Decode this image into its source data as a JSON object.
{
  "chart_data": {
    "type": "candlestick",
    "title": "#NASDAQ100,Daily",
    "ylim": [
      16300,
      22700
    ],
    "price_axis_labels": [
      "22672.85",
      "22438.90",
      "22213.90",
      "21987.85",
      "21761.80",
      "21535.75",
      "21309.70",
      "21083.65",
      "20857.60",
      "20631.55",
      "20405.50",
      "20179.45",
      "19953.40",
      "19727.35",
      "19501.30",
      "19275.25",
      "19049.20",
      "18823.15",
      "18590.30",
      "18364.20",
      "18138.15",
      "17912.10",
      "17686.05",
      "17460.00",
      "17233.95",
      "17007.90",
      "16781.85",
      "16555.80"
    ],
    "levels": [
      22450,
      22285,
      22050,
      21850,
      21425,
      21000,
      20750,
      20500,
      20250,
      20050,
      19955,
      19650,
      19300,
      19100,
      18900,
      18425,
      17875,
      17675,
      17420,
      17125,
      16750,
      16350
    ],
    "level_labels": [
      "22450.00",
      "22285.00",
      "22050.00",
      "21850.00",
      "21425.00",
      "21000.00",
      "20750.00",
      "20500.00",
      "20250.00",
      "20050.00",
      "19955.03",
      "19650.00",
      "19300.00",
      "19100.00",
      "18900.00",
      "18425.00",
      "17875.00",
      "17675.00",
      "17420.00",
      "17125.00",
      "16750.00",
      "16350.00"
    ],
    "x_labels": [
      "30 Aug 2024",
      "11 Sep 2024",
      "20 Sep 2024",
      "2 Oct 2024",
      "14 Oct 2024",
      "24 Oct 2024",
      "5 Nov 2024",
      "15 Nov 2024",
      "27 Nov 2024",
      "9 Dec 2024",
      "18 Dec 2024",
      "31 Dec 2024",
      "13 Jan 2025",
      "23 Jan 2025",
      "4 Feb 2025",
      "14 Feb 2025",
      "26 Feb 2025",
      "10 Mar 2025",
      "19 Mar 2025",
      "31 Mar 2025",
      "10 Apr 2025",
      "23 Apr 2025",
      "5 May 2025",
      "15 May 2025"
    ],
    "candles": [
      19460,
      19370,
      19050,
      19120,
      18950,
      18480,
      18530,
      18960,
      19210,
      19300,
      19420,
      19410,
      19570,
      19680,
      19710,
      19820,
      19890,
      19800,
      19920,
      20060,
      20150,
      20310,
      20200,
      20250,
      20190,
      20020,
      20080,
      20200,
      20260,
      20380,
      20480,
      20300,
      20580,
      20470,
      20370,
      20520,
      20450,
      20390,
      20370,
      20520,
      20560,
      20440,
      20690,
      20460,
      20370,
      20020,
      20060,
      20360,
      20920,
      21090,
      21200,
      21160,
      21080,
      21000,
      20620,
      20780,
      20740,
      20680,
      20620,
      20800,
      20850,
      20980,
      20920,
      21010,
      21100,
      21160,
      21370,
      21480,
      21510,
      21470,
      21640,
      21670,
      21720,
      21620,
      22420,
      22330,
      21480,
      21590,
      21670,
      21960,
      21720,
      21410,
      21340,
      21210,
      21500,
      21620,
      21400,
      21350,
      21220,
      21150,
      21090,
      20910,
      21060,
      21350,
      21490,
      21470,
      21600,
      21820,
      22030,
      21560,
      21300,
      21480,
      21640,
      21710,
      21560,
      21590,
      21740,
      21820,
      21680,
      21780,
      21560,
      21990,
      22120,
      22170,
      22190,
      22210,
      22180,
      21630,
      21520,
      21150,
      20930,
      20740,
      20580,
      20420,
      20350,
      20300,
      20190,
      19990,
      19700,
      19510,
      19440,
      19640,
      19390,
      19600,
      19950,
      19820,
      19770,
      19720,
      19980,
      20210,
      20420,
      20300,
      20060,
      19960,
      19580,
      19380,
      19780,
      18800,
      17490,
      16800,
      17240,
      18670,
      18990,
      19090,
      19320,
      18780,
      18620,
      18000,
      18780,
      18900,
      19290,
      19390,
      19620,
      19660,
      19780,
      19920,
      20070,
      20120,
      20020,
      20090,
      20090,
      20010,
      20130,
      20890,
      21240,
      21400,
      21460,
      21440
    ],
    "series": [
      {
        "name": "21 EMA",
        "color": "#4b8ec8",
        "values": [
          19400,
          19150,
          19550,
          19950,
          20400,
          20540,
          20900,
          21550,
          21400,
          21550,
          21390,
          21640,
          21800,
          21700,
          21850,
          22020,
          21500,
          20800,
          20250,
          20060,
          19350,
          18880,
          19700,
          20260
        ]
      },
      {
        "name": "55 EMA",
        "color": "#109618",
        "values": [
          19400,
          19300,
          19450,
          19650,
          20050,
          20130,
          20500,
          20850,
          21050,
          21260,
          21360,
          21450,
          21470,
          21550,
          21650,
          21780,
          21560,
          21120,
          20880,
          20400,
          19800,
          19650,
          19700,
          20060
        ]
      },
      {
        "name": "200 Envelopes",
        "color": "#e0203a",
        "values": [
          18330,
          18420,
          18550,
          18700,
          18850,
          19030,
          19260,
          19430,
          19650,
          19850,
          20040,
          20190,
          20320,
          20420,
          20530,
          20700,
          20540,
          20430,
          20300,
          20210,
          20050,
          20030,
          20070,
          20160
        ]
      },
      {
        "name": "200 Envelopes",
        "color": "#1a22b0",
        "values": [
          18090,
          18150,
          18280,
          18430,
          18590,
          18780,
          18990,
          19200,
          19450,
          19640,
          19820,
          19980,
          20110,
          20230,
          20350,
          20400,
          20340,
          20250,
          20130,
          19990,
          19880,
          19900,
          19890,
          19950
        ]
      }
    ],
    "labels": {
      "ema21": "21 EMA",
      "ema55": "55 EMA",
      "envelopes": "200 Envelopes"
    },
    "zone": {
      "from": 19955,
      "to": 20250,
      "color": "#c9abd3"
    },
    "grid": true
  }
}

____

## Written problem
Take the lines above and print them exactly.

## Task answer
Decode this image into its source data as a JSON object.
{
  "chart_data": {
    "type": "candlestick",
    "title": "#NASDAQ100,Daily",
    "ylim": [
      16300,
      22700
    ],
    "price_axis_labels": [
      "22672.85",
      "22438.90",
      "22213.90",
      "21987.85",
      "21761.80",
      "21535.75",
      "21309.70",
      "21083.65",
      "20857.60",
      "20631.55",
      "20405.50",
      "20179.45",
      "19953.40",
      "19727.35",
      "19501.30",
      "19275.25",
      "19049.20",
      "18823.15",
      "18590.30",
      "18364.20",
      "18138.15",
      "17912.10",
      "17686.05",
      "17460.00",
      "17233.95",
      "17007.90",
      "16781.85",
      "16555.80"
    ],
    "levels": [
      22450,
      22285,
      22050,
      21850,
      21425,
      21000,
      20750,
      20500,
      20250,
      20050,
      19955,
      19650,
      19300,
      19100,
      18900,
      18425,
      17875,
      17675,
      17420,
      17125,
      16750,
      16350
    ],
    "level_labels": [
      "22450.00",
      "22285.00",
      "22050.00",
      "21850.00",
      "21425.00",
      "21000.00",
      "20750.00",
      "20500.00",
      "20250.00",
      "20050.00",
      "19955.03",
      "19650.00",
      "19300.00",
      "19100.00",
      "18900.00",
      "18425.00",
      "17875.00",
      "17675.00",
      "17420.00",
      "17125.00",
      "16750.00",
      "16350.00"
    ],
    "x_labels": [
      "30 Aug 2024",
      "11 Sep 2024",
      "20 Sep 2024",
      "2 Oct 2024",
      "14 Oct 2024",
      "24 Oct 2024",
      "5 Nov 2024",
      "15 Nov 2024",
      "27 Nov 2024",
      "9 Dec 2024",
      "18 Dec 2024",
      "31 Dec 2024",
      "13 Jan 2025",
      "23 Jan 2025",
      "4 Feb 2025",
      "14 Feb 2025",
      "26 Feb 2025",
      "10 Mar 2025",
      "19 Mar 2025",
      "31 Mar 2025",
      "10 Apr 2025",
      "23 Apr 2025",
      "5 May 2025",
      "15 May 2025"
    ],
    "candles": [
      19460,
      19370,
      19050,
      19120,
      18950,
      18480,
      18530,
      18960,
      19210,
      19300,
      19420,
      19410,
      19570,
      19680,
      19710,
      19820,
      19890,
      19800,
      19920,
      20060,
      20150,
      20310,
      20200,
      20250,
      20190,
      20020,
      20080,
      20200,
      20260,
      20380,
      20480,
      20300,
      20580,
      20470,
      20370,
      20520,
      20450,
      20390,
      20370,
      20520,
      20560,
      20440,
      20690,
      20460,
      20370,
      20020,
      20060,
      20360,
      20920,
      21090,
      21200,
      21160,
      21080,
      21000,
      20620,
      20780,
      20740,
      20680,
      20620,
      20800,
      20850,
      20980,
      20920,
      21010,
      21100,
      21160,
      21370,
      21480,
      21510,
      21470,
      21640,
      21670,
      21720,
      21620,
      22420,
      22330,
      21480,
      21590,
      21670,
      21960,
      21720,
      21410,
      21340,
      21210,
      21500,
      21620,
      21400,
      21350,
      21220,
      21150,
      21090,
      20910,
      21060,
      21350,
      21490,
      21470,
      21600,
      21820,
      22030,
      21560,
      21300,
      21480,
      21640,
      21710,
      21560,
      21590,
      21740,
      21820,
      21680,
      21780,
      21560,
      21990,
      22120,
      22170,
      22190,
      22210,
      22180,
      21630,
      21520,
      21150,
      20930,
      20740,
      20580,
      20420,
      20350,
      20300,
      20190,
      19990,
      19700,
      19510,
      19440,
      19640,
      19390,
      19600,
      19950,
      19820,
      19770,
      19720,
      19980,
      20210,
      20420,
      20300,
      20060,
      19960,
      19580,
      19380,
      19780,
      18800,
      17490,
      16800,
      17240,
      18670,
      18990,
      19090,
      19320,
      18780,
      18620,
      18000,
      18780,
      18900,
      19290,
      19390,
      19620,
      19660,
      19780,
      19920,
      20070,
      20120,
      20020,
      20090,
      20090,
      20010,
      20130,
      20890,
      21240,
      21400,
      21460,
      21440
    ],
    "series": [
      {
        "name": "21 EMA",
        "color": "#4b8ec8",
        "values": [
          19400,
          19150,
          19550,
          19950,
          20400,
          20540,
          20900,
          21550,
          21400,
          21550,
          21390,
          21640,
          21800,
          21700,
          21850,
          22020,
          21500,
          20800,
          20250,
          20060,
          19350,
          18880,
          19700,
          20260
        ]
      },
      {
        "name": "55 EMA",
        "color": "#109618",
        "values": [
          19400,
          19300,
          19450,
          19650,
          20050,
          20130,
          20500,
          20850,
          21050,
          21260,
          21360,
          21450,
          21470,
          21550,
          21650,
          21780,
          21560,
          21120,
          20880,
          20400,
          19800,
          19650,
          19700,
          20060
        ]
      },
      {
        "name": "200 Envelopes",
        "color": "#e0203a",
        "values": [
          18330,
          18420,
          18550,
          18700,
          18850,
          19030,
          19260,
          19430,
          19650,
          19850,
          20040,
          20190,
          20320,
          20420,
          20530,
          20700,
          20540,
          20430,
          20300,
          20210,
          20050,
          20030,
          20070,
          20160
        ]
      },
      {
        "name": "200 Envelopes",
        "color": "#1a22b0",
        "values": [
          18090,
          18150,
          18280,
          18430,
          18590,
          18780,
          18990,
          19200,
          19450,
          19640,
          19820,
          19980,
          20110,
          20230,
          20350,
          20400,
          20340,
          20250,
          20130,
          19990,
          19880,
          19900,
          19890,
          19950
        ]
      }
    ],
    "labels": {
      "ema21": "21 EMA",
      "ema55": "55 EMA",
      "envelopes": "200 Envelopes"
    },
    "zone": {
      "from": 19955,
      "to": 20250,
      "color": "#c9abd3"
    },
    "grid": true
  }
}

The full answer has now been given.